Figure dataset records:
<<<<

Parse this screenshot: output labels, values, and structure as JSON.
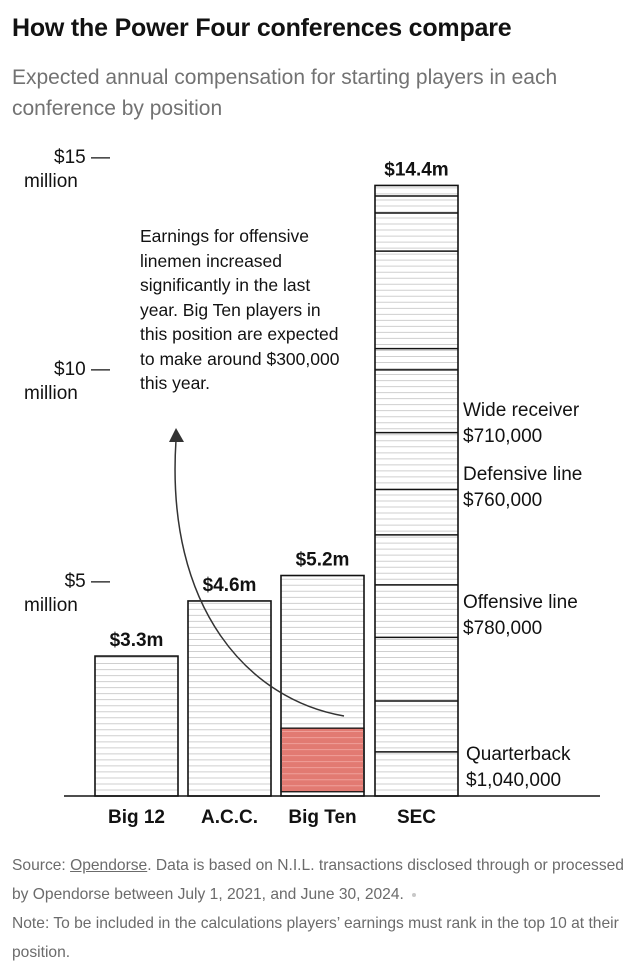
{
  "header": {
    "title": "How the Power Four conferences compare",
    "subtitle": "Expected annual compensation for starting players in each conference by position"
  },
  "chart_data": {
    "type": "bar",
    "stacked": true,
    "categories": [
      "Big 12",
      "A.C.C.",
      "Big Ten",
      "SEC"
    ],
    "totals": [
      3.3,
      4.6,
      5.2,
      14.4
    ],
    "total_labels": [
      "$3.3m",
      "$4.6m",
      "$5.2m",
      "$14.4m"
    ],
    "unit": "million dollars",
    "ylim": [
      0,
      15
    ],
    "yticks": [
      {
        "value": 5,
        "label": "$5 —",
        "unit": "million"
      },
      {
        "value": 10,
        "label": "$10 —",
        "unit": "million"
      },
      {
        "value": 15,
        "label": "$15 —",
        "unit": "million"
      }
    ],
    "segment_labels": [
      {
        "position": "Quarterback",
        "value": "$1,040,000"
      },
      {
        "position": "Offensive line",
        "value": "$780,000"
      },
      {
        "position": "Defensive line",
        "value": "$760,000"
      },
      {
        "position": "Wide receiver",
        "value": "$710,000"
      }
    ],
    "highlight": {
      "category": "Big Ten",
      "position": "Offensive line",
      "value_m": 1.6,
      "color": "#e27a72"
    },
    "annotation": "Earnings for offensive linemen increased significantly in the last year. Big Ten players in this position are expected to make around $300,000 this year.",
    "grid": false,
    "colors": {
      "bar_outline": "#121212",
      "stripe": "#cfcfcf",
      "highlight": "#e27a72"
    }
  },
  "footer": {
    "source_prefix": "Source: ",
    "source_link": "Opendorse",
    "source_rest": ". Data is based on N.I.L. transactions disclosed through or processed by Opendorse between July 1, 2021, and June 30, 2024.",
    "note": "Note: To be included in the calculations players’ earnings must rank in the top 10 at their position."
  }
}
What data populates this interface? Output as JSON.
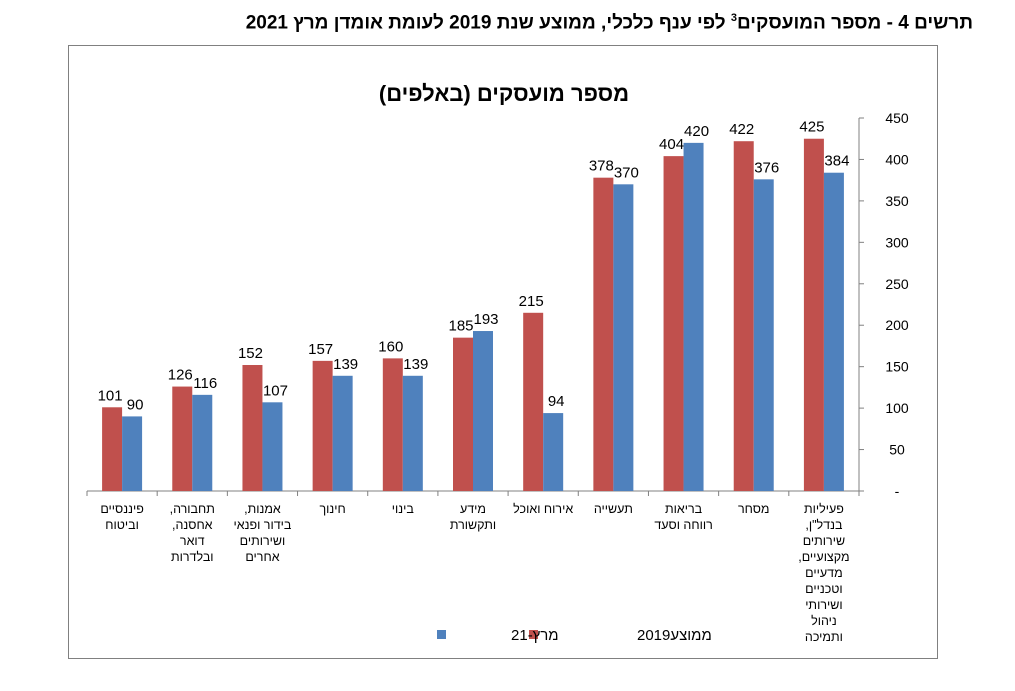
{
  "page": {
    "title_main": "תרשים 4 - מספר המועסקים",
    "title_sup": "3",
    "title_rest": " לפי ענף כלכלי, ממוצע שנת 2019 לעומת אומדן מרץ 2021"
  },
  "chart_data": {
    "type": "bar",
    "title": "מספר מועסקים (באלפים)",
    "categories": [
      [
        "פיננסיים",
        "וביטוח"
      ],
      [
        "תחבורה,",
        "אחסנה,",
        "דואר",
        "ובלדרות"
      ],
      [
        "אמנות,",
        "בידור ופנאי",
        "ושירותים",
        "אחרים"
      ],
      [
        "חינוך"
      ],
      [
        "בינוי"
      ],
      [
        "מידע",
        "ותקשורת"
      ],
      [
        "אירוח ואוכל"
      ],
      [
        "תעשייה"
      ],
      [
        "בריאות",
        "רווחה וסעד"
      ],
      [
        "מסחר"
      ],
      [
        "פעיליות",
        "בנדל\"ן,",
        "שירותים",
        "מקצועיים,",
        "מדעיים",
        "וטכניים",
        "ושירותי",
        "ניהול",
        "ותמיכה"
      ]
    ],
    "series": [
      {
        "name": "ממוצע2019",
        "color": "#c0504d",
        "values": [
          101,
          126,
          152,
          157,
          160,
          185,
          215,
          378,
          404,
          422,
          425
        ]
      },
      {
        "name": "מרץ-21",
        "color": "#4f81bd",
        "values": [
          90,
          116,
          107,
          139,
          139,
          193,
          94,
          370,
          420,
          376,
          384
        ]
      }
    ],
    "ylim": [
      0,
      450
    ],
    "yticks": [
      "-",
      "50",
      "100",
      "150",
      "200",
      "250",
      "300",
      "350",
      "400",
      "450"
    ],
    "y_axis_side": "right",
    "legend": "bottom",
    "grid": false
  }
}
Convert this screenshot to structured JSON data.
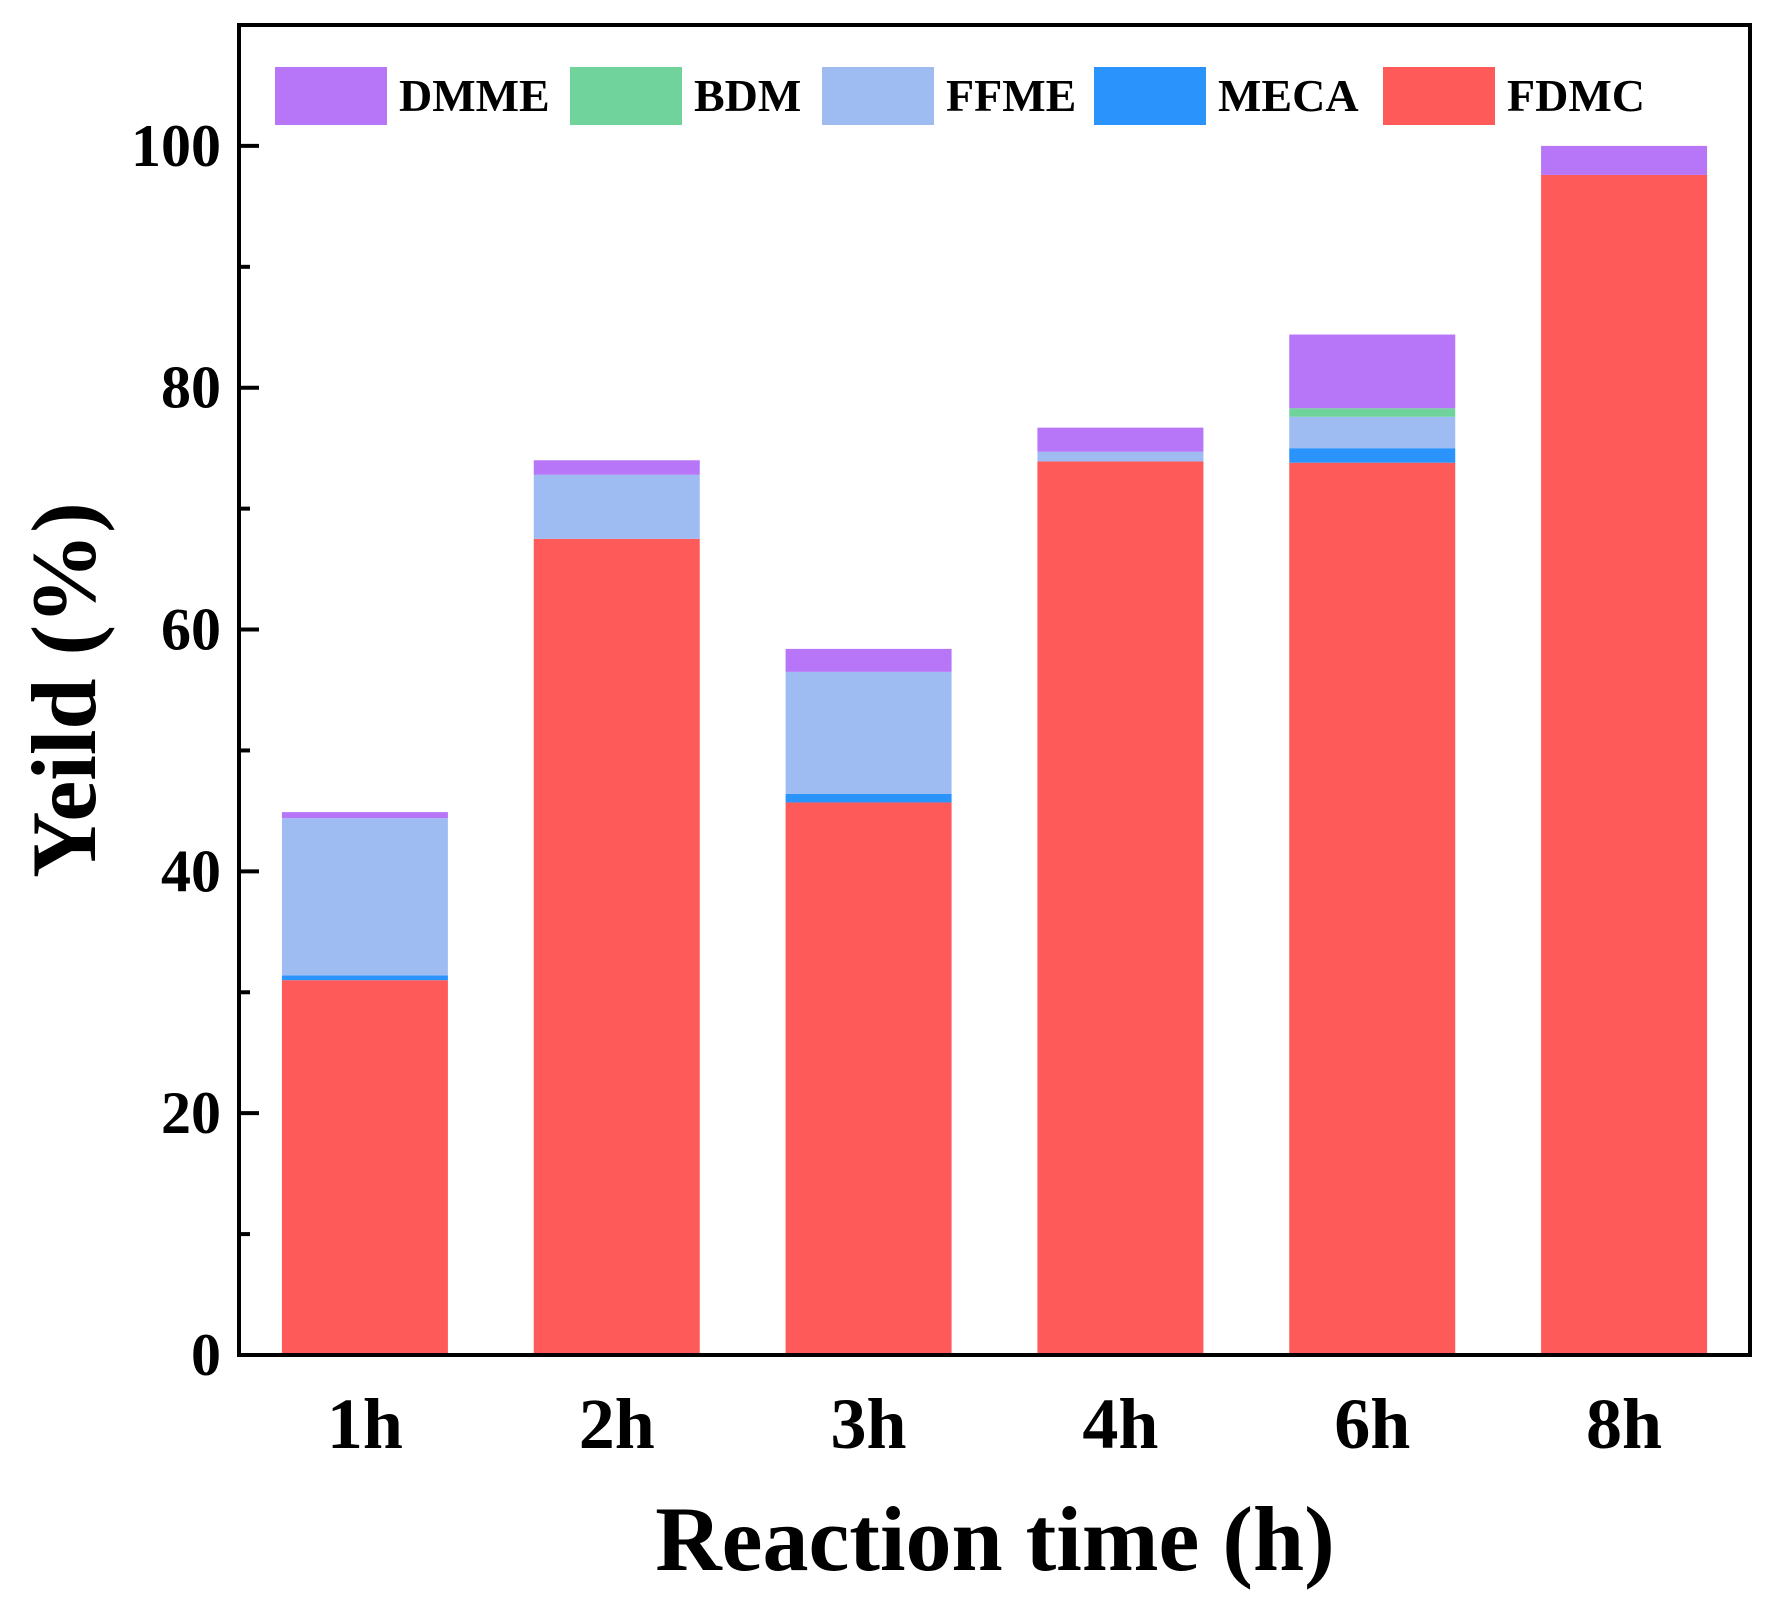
{
  "chart_data": {
    "type": "bar",
    "stacked": true,
    "title": "",
    "xlabel": "Reaction time (h)",
    "ylabel": "Yeild (%)",
    "categories": [
      "1h",
      "2h",
      "3h",
      "4h",
      "6h",
      "8h"
    ],
    "ylim": [
      0,
      110
    ],
    "yticks": [
      0,
      20,
      40,
      60,
      80,
      100
    ],
    "y_minor_ticks": [
      10,
      30,
      50,
      70,
      90
    ],
    "legend_placement": "top",
    "grid": false,
    "series": [
      {
        "name": "FDMC",
        "color": "#ff5a5a",
        "values": [
          31.0,
          67.5,
          45.7,
          73.9,
          73.8,
          97.6
        ]
      },
      {
        "name": "MECA",
        "color": "#2a93fc",
        "values": [
          0.4,
          0.0,
          0.7,
          0.0,
          1.2,
          0.0
        ]
      },
      {
        "name": "FFME",
        "color": "#9fbcf2",
        "values": [
          13.0,
          5.3,
          10.1,
          0.8,
          2.6,
          0.0
        ]
      },
      {
        "name": "BDM",
        "color": "#6fd39b",
        "values": [
          0.0,
          0.0,
          0.0,
          0.0,
          0.7,
          0.0
        ]
      },
      {
        "name": "DMME",
        "color": "#b676f7",
        "values": [
          0.5,
          1.2,
          1.9,
          2.0,
          6.1,
          2.4
        ]
      }
    ],
    "legend_order": [
      "DMME",
      "BDM",
      "FFME",
      "MECA",
      "FDMC"
    ]
  }
}
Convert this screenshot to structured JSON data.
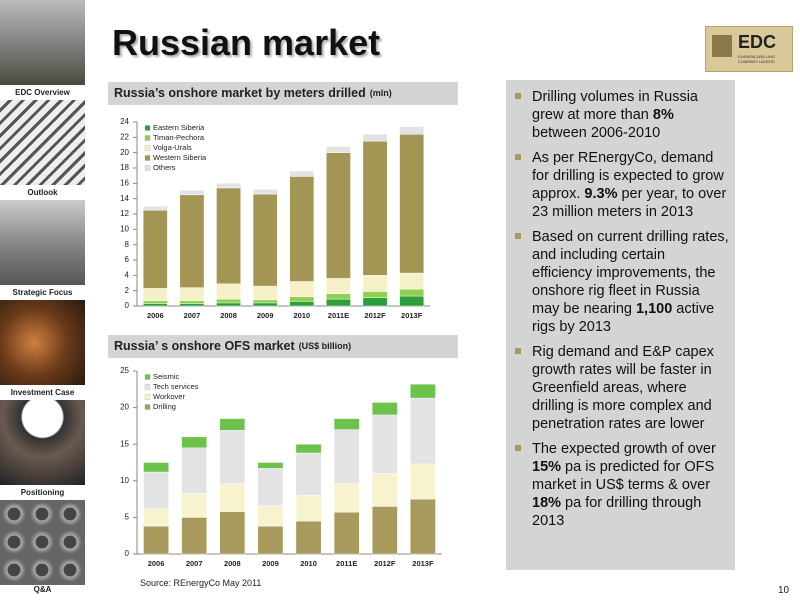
{
  "sidebar": [
    "EDC Overview",
    "Outlook",
    "Strategic Focus",
    "Investment Case",
    "Positioning",
    "Q&A"
  ],
  "title": "Russian market",
  "logo": {
    "name": "EDC",
    "tagline": "EURASIA DRILLING COMPANY LIMITED"
  },
  "chart_data": [
    {
      "type": "stacked_bar",
      "title": "Russia’s onshore market by meters drilled",
      "unit": "(mln)",
      "categories": [
        "2006",
        "2007",
        "2008",
        "2009",
        "2010",
        "2011E",
        "2012F",
        "2013F"
      ],
      "series": [
        {
          "name": "Eastern Siberia",
          "color": "#2e9e3a",
          "values": [
            0.3,
            0.3,
            0.4,
            0.4,
            0.6,
            0.9,
            1.1,
            1.3
          ]
        },
        {
          "name": "Timan-Pechora",
          "color": "#8fd14f",
          "values": [
            0.4,
            0.4,
            0.5,
            0.4,
            0.6,
            0.7,
            0.8,
            0.9
          ]
        },
        {
          "name": "Volga-Urals",
          "color": "#f5f0c8",
          "values": [
            1.6,
            1.7,
            2.0,
            1.8,
            2.0,
            2.0,
            2.1,
            2.1
          ]
        },
        {
          "name": "Western Siberia",
          "color": "#a39554",
          "values": [
            10.2,
            12.1,
            12.5,
            12.0,
            13.7,
            16.4,
            17.5,
            18.1
          ]
        },
        {
          "name": "Others",
          "color": "#e2e2e2",
          "values": [
            0.5,
            0.6,
            0.6,
            0.6,
            0.7,
            0.8,
            0.9,
            1.0
          ]
        }
      ],
      "ylim": [
        0,
        24
      ],
      "yticks": [
        0,
        2,
        4,
        6,
        8,
        10,
        12,
        14,
        16,
        18,
        20,
        22,
        24
      ],
      "legend": "upper left",
      "legend_reversed": false
    },
    {
      "type": "stacked_bar",
      "title": "Russia’ s onshore OFS market",
      "unit": "(US$ billion)",
      "categories": [
        "2006",
        "2007",
        "2008",
        "2009",
        "2010",
        "2011E",
        "2012F",
        "2013F"
      ],
      "series": [
        {
          "name": "Drilling",
          "color": "#a89a5c",
          "values": [
            3.8,
            5.0,
            5.8,
            3.8,
            4.5,
            5.7,
            6.5,
            7.5
          ]
        },
        {
          "name": "Workover",
          "color": "#f7f3cf",
          "values": [
            2.4,
            3.3,
            3.8,
            2.8,
            3.5,
            4.0,
            4.5,
            4.8
          ]
        },
        {
          "name": "Tech services",
          "color": "#e3e3e3",
          "values": [
            5.0,
            6.2,
            7.3,
            5.1,
            5.8,
            7.3,
            8.0,
            9.0
          ]
        },
        {
          "name": "Seismic",
          "color": "#6cc24a",
          "values": [
            1.3,
            1.5,
            1.6,
            0.8,
            1.2,
            1.5,
            1.7,
            1.9
          ]
        }
      ],
      "ylim": [
        0,
        25
      ],
      "yticks": [
        0,
        5,
        10,
        15,
        20,
        25
      ],
      "legend": "upper left",
      "legend_reversed": true
    }
  ],
  "source": "Source: REnergyCo May 2011",
  "bullets": [
    [
      {
        "text": "Drilling volumes in Russia grew at more than ",
        "bold": false
      },
      {
        "text": "8%",
        "bold": true
      },
      {
        "text": " between 2006-2010",
        "bold": false
      }
    ],
    [
      {
        "text": "As per REnergyCo, demand for drilling is expected to grow approx. ",
        "bold": false
      },
      {
        "text": "9.3%",
        "bold": true
      },
      {
        "text": " per year, to over 23 million meters in 2013",
        "bold": false
      }
    ],
    [
      {
        "text": "Based on current drilling rates, and including certain efficiency improvements, the onshore rig fleet in Russia may be nearing ",
        "bold": false
      },
      {
        "text": "1,100",
        "bold": true
      },
      {
        "text": " active rigs by 2013",
        "bold": false
      }
    ],
    [
      {
        "text": "Rig demand and E&P capex growth rates will be faster in Greenfield areas, where drilling is more complex and penetration rates are lower",
        "bold": false
      }
    ],
    [
      {
        "text": "The expected growth of over ",
        "bold": false
      },
      {
        "text": "15%",
        "bold": true
      },
      {
        "text": " pa is predicted for OFS market in US$ terms & over ",
        "bold": false
      },
      {
        "text": "18%",
        "bold": true
      },
      {
        "text": " pa for drilling through 2013",
        "bold": false
      }
    ]
  ],
  "page_number": "10"
}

>>>>

■ EXERCISE PROMPT ■
Pull out each line of the listing that holds the string "Opendorse".

■ TASK RESULT ■
    "source_link": "Opendorse",
    "source_rest": ". Data is based on N.I.L. transactions disclosed through or processed by Opendorse between July 1, 2021, and June 30, 2024.",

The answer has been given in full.